** start Dataset **
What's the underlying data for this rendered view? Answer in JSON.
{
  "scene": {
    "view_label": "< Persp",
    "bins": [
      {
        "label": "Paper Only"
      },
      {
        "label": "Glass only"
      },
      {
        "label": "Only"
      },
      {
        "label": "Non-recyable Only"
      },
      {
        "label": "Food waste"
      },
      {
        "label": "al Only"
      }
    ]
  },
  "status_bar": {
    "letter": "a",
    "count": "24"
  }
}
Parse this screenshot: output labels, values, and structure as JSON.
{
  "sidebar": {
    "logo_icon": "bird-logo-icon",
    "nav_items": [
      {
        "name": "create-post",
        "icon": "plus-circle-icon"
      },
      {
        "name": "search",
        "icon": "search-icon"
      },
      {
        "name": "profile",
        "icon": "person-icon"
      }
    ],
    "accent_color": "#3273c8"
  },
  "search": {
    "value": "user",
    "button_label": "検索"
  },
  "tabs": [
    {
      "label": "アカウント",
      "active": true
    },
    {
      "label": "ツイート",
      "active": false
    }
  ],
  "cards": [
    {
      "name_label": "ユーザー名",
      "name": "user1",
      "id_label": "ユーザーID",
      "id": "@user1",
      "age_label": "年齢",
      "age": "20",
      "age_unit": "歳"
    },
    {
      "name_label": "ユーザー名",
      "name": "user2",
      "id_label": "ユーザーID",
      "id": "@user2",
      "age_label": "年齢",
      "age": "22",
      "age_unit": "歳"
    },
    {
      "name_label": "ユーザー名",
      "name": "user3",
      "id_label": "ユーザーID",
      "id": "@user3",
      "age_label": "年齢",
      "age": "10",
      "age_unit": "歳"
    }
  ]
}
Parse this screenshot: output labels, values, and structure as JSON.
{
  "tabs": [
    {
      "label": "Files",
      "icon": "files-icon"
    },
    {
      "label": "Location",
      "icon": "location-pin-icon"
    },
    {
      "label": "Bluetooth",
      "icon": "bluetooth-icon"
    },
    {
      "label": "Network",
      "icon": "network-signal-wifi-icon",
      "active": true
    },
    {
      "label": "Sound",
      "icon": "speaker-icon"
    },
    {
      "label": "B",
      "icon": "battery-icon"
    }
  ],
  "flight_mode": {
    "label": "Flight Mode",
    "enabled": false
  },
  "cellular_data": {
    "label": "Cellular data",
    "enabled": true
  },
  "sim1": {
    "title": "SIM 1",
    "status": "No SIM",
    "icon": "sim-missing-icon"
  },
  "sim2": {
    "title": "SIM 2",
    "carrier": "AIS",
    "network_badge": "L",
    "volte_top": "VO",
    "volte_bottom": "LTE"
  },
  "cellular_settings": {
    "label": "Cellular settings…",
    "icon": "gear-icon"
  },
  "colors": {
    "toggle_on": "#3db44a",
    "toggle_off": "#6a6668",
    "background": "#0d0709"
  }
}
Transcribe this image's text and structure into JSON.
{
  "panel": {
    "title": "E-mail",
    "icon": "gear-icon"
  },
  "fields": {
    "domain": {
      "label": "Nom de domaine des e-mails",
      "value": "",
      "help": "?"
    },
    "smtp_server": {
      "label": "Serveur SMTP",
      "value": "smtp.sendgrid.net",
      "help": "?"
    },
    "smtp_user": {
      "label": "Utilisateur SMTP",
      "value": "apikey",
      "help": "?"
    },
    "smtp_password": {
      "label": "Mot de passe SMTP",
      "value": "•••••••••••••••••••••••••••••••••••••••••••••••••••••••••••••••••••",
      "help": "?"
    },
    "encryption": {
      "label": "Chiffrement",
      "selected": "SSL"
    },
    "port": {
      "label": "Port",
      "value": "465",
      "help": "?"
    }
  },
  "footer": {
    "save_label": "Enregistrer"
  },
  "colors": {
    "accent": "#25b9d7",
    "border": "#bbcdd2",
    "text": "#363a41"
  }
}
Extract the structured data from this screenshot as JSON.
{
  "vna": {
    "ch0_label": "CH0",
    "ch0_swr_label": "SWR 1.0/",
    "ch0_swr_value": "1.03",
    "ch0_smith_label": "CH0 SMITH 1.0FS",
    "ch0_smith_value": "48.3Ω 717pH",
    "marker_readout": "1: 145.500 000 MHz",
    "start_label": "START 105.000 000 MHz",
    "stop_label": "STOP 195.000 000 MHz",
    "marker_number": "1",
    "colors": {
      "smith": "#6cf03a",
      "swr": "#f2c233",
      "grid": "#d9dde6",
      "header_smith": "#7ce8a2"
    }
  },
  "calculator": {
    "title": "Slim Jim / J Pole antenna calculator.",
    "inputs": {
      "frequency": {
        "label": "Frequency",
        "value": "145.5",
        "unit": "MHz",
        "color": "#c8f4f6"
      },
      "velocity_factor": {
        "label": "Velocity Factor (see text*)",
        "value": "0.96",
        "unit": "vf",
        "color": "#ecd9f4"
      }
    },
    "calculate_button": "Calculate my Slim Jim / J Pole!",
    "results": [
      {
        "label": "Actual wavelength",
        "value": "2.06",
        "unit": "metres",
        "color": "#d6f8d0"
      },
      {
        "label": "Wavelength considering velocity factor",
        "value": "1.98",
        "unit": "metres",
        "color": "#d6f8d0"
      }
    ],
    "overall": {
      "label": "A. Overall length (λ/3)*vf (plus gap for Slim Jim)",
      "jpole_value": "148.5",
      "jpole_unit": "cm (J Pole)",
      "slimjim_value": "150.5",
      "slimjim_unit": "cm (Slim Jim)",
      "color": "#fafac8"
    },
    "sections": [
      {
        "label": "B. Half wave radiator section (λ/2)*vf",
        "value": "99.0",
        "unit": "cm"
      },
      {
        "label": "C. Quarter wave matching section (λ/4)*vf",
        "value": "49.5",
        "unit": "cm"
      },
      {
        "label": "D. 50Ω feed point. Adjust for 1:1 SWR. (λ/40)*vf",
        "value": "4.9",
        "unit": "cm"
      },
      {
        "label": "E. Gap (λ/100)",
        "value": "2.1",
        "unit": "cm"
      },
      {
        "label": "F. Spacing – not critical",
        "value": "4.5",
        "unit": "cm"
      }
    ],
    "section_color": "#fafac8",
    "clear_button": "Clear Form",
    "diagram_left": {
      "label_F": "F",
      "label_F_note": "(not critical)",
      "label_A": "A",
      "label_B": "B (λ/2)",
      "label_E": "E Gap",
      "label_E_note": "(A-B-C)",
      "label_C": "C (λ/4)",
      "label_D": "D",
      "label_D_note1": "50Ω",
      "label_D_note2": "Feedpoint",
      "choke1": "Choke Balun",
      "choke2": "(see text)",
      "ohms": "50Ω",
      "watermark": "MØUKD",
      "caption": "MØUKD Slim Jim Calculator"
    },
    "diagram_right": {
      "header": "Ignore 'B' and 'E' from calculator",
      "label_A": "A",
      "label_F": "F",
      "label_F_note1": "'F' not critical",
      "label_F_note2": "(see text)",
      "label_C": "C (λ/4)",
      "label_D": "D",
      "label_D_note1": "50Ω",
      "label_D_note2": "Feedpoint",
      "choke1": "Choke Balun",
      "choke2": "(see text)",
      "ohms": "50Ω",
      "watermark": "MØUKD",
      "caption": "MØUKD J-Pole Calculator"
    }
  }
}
** end Dataset **
Write out all the data again, exactly as it appears.

→ **Result**:
What's the underlying data for this rendered view? Answer in JSON.
{
  "scene": {
    "view_label": "< Persp",
    "bins": [
      {
        "label": "Paper Only"
      },
      {
        "label": "Glass only"
      },
      {
        "label": "Only"
      },
      {
        "label": "Non-recyable Only"
      },
      {
        "label": "Food waste"
      },
      {
        "label": "al Only"
      }
    ]
  },
  "status_bar": {
    "letter": "a",
    "count": "24"
  }
}
Parse this screenshot: output labels, values, and structure as JSON.
{
  "sidebar": {
    "logo_icon": "bird-logo-icon",
    "nav_items": [
      {
        "name": "create-post",
        "icon": "plus-circle-icon"
      },
      {
        "name": "search",
        "icon": "search-icon"
      },
      {
        "name": "profile",
        "icon": "person-icon"
      }
    ],
    "accent_color": "#3273c8"
  },
  "search": {
    "value": "user",
    "button_label": "検索"
  },
  "tabs": [
    {
      "label": "アカウント",
      "active": true
    },
    {
      "label": "ツイート",
      "active": false
    }
  ],
  "cards": [
    {
      "name_label": "ユーザー名",
      "name": "user1",
      "id_label": "ユーザーID",
      "id": "@user1",
      "age_label": "年齢",
      "age": "20",
      "age_unit": "歳"
    },
    {
      "name_label": "ユーザー名",
      "name": "user2",
      "id_label": "ユーザーID",
      "id": "@user2",
      "age_label": "年齢",
      "age": "22",
      "age_unit": "歳"
    },
    {
      "name_label": "ユーザー名",
      "name": "user3",
      "id_label": "ユーザーID",
      "id": "@user3",
      "age_label": "年齢",
      "age": "10",
      "age_unit": "歳"
    }
  ]
}
Parse this screenshot: output labels, values, and structure as JSON.
{
  "tabs": [
    {
      "label": "Files",
      "icon": "files-icon"
    },
    {
      "label": "Location",
      "icon": "location-pin-icon"
    },
    {
      "label": "Bluetooth",
      "icon": "bluetooth-icon"
    },
    {
      "label": "Network",
      "icon": "network-signal-wifi-icon",
      "active": true
    },
    {
      "label": "Sound",
      "icon": "speaker-icon"
    },
    {
      "label": "B",
      "icon": "battery-icon"
    }
  ],
  "flight_mode": {
    "label": "Flight Mode",
    "enabled": false
  },
  "cellular_data": {
    "label": "Cellular data",
    "enabled": true
  },
  "sim1": {
    "title": "SIM 1",
    "status": "No SIM",
    "icon": "sim-missing-icon"
  },
  "sim2": {
    "title": "SIM 2",
    "carrier": "AIS",
    "network_badge": "L",
    "volte_top": "VO",
    "volte_bottom": "LTE"
  },
  "cellular_settings": {
    "label": "Cellular settings…",
    "icon": "gear-icon"
  },
  "colors": {
    "toggle_on": "#3db44a",
    "toggle_off": "#6a6668",
    "background": "#0d0709"
  }
}
Transcribe this image's text and structure into JSON.
{
  "panel": {
    "title": "E-mail",
    "icon": "gear-icon"
  },
  "fields": {
    "domain": {
      "label": "Nom de domaine des e-mails",
      "value": "",
      "help": "?"
    },
    "smtp_server": {
      "label": "Serveur SMTP",
      "value": "smtp.sendgrid.net",
      "help": "?"
    },
    "smtp_user": {
      "label": "Utilisateur SMTP",
      "value": "apikey",
      "help": "?"
    },
    "smtp_password": {
      "label": "Mot de passe SMTP",
      "value": "•••••••••••••••••••••••••••••••••••••••••••••••••••••••••••••••••••",
      "help": "?"
    },
    "encryption": {
      "label": "Chiffrement",
      "selected": "SSL"
    },
    "port": {
      "label": "Port",
      "value": "465",
      "help": "?"
    }
  },
  "footer": {
    "save_label": "Enregistrer"
  },
  "colors": {
    "accent": "#25b9d7",
    "border": "#bbcdd2",
    "text": "#363a41"
  }
}
Extract the structured data from this screenshot as JSON.
{
  "vna": {
    "ch0_label": "CH0",
    "ch0_swr_label": "SWR 1.0/",
    "ch0_swr_value": "1.03",
    "ch0_smith_label": "CH0 SMITH 1.0FS",
    "ch0_smith_value": "48.3Ω 717pH",
    "marker_readout": "1: 145.500 000 MHz",
    "start_label": "START 105.000 000 MHz",
    "stop_label": "STOP 195.000 000 MHz",
    "marker_number": "1",
    "colors": {
      "smith": "#6cf03a",
      "swr": "#f2c233",
      "grid": "#d9dde6",
      "header_smith": "#7ce8a2"
    }
  },
  "calculator": {
    "title": "Slim Jim / J Pole antenna calculator.",
    "inputs": {
      "frequency": {
        "label": "Frequency",
        "value": "145.5",
        "unit": "MHz",
        "color": "#c8f4f6"
      },
      "velocity_factor": {
        "label": "Velocity Factor (see text*)",
        "value": "0.96",
        "unit": "vf",
        "color": "#ecd9f4"
      }
    },
    "calculate_button": "Calculate my Slim Jim / J Pole!",
    "results": [
      {
        "label": "Actual wavelength",
        "value": "2.06",
        "unit": "metres",
        "color": "#d6f8d0"
      },
      {
        "label": "Wavelength considering velocity factor",
        "value": "1.98",
        "unit": "metres",
        "color": "#d6f8d0"
      }
    ],
    "overall": {
      "label": "A. Overall length (λ/3)*vf (plus gap for Slim Jim)",
      "jpole_value": "148.5",
      "jpole_unit": "cm (J Pole)",
      "slimjim_value": "150.5",
      "slimjim_unit": "cm (Slim Jim)",
      "color": "#fafac8"
    },
    "sections": [
      {
        "label": "B. Half wave radiator section (λ/2)*vf",
        "value": "99.0",
        "unit": "cm"
      },
      {
        "label": "C. Quarter wave matching section (λ/4)*vf",
        "value": "49.5",
        "unit": "cm"
      },
      {
        "label": "D. 50Ω feed point. Adjust for 1:1 SWR. (λ/40)*vf",
        "value": "4.9",
        "unit": "cm"
      },
      {
        "label": "E. Gap (λ/100)",
        "value": "2.1",
        "unit": "cm"
      },
      {
        "label": "F. Spacing – not critical",
        "value": "4.5",
        "unit": "cm"
      }
    ],
    "section_color": "#fafac8",
    "clear_button": "Clear Form",
    "diagram_left": {
      "label_F": "F",
      "label_F_note": "(not critical)",
      "label_A": "A",
      "label_B": "B (λ/2)",
      "label_E": "E Gap",
      "label_E_note": "(A-B-C)",
      "label_C": "C (λ/4)",
      "label_D": "D",
      "label_D_note1": "50Ω",
      "label_D_note2": "Feedpoint",
      "choke1": "Choke Balun",
      "choke2": "(see text)",
      "ohms": "50Ω",
      "watermark": "MØUKD",
      "caption": "MØUKD Slim Jim Calculator"
    },
    "diagram_right": {
      "header": "Ignore 'B' and 'E' from calculator",
      "label_A": "A",
      "label_F": "F",
      "label_F_note1": "'F' not critical",
      "label_F_note2": "(see text)",
      "label_C": "C (λ/4)",
      "label_D": "D",
      "label_D_note1": "50Ω",
      "label_D_note2": "Feedpoint",
      "choke1": "Choke Balun",
      "choke2": "(see text)",
      "ohms": "50Ω",
      "watermark": "MØUKD",
      "caption": "MØUKD J-Pole Calculator"
    }
  }
}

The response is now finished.